EXERCISE >>
Where a line of the listing below includes the word "this", reproduce that line.

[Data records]
--------------------------------

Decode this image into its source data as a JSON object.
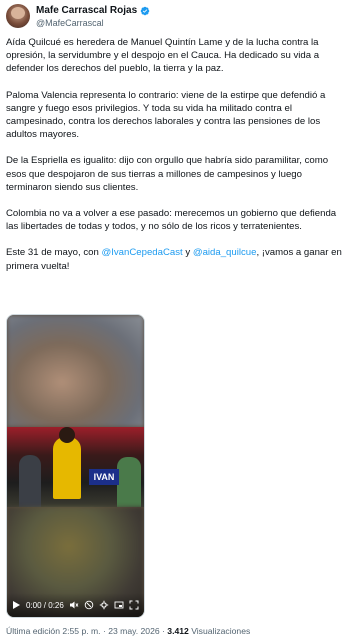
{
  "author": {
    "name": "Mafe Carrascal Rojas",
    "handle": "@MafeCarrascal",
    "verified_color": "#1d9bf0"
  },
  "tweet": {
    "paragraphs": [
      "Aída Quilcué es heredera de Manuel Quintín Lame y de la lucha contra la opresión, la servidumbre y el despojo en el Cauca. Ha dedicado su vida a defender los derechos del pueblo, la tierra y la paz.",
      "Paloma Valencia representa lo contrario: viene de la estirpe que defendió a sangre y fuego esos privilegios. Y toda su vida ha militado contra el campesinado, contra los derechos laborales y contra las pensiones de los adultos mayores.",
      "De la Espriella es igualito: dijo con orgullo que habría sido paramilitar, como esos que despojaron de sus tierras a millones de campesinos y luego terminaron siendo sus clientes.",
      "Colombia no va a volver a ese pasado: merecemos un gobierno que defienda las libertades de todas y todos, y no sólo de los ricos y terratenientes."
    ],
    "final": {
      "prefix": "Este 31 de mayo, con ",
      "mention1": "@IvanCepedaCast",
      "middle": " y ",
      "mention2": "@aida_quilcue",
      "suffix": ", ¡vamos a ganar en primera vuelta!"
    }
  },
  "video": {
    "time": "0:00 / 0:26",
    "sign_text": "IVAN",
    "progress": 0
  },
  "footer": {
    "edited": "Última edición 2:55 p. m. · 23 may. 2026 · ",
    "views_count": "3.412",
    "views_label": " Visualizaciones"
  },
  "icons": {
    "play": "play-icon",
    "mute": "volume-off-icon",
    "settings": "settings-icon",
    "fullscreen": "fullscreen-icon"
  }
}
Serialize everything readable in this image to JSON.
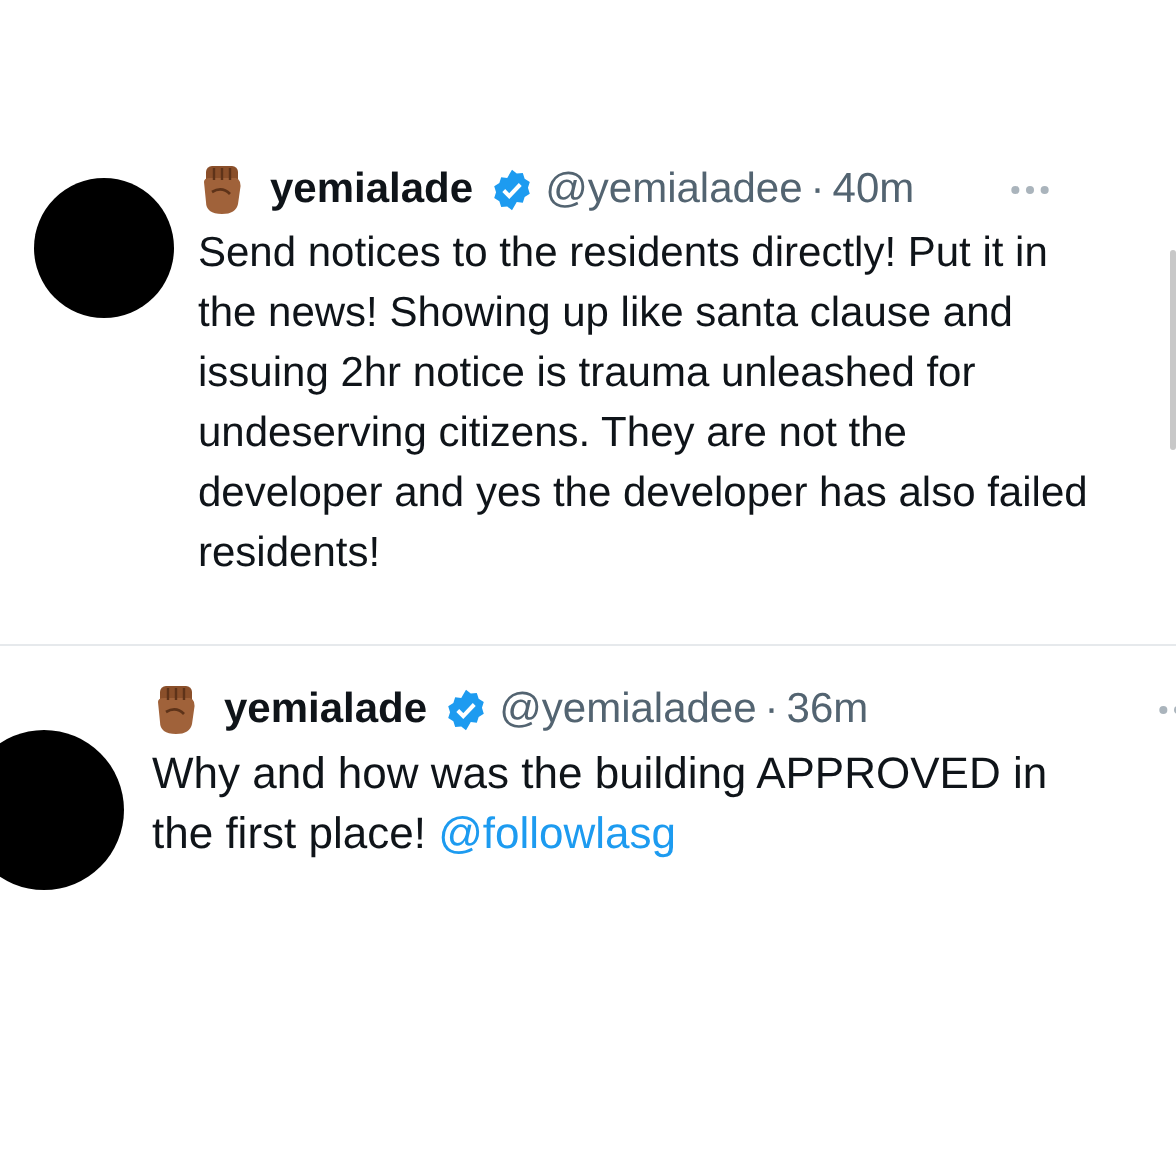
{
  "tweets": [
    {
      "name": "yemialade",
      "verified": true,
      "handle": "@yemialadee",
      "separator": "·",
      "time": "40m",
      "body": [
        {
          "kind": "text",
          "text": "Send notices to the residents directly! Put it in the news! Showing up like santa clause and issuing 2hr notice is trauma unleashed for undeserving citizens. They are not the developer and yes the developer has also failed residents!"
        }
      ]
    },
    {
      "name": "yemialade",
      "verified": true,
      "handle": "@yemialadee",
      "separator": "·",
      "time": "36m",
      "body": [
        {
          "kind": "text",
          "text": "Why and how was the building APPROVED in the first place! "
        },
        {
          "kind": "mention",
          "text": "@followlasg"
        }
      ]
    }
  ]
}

--------------------------------

THE COMPLETED TASK >>
Decode this image into its source data as a JSON object.
Serialize everything readable in this image to JSON.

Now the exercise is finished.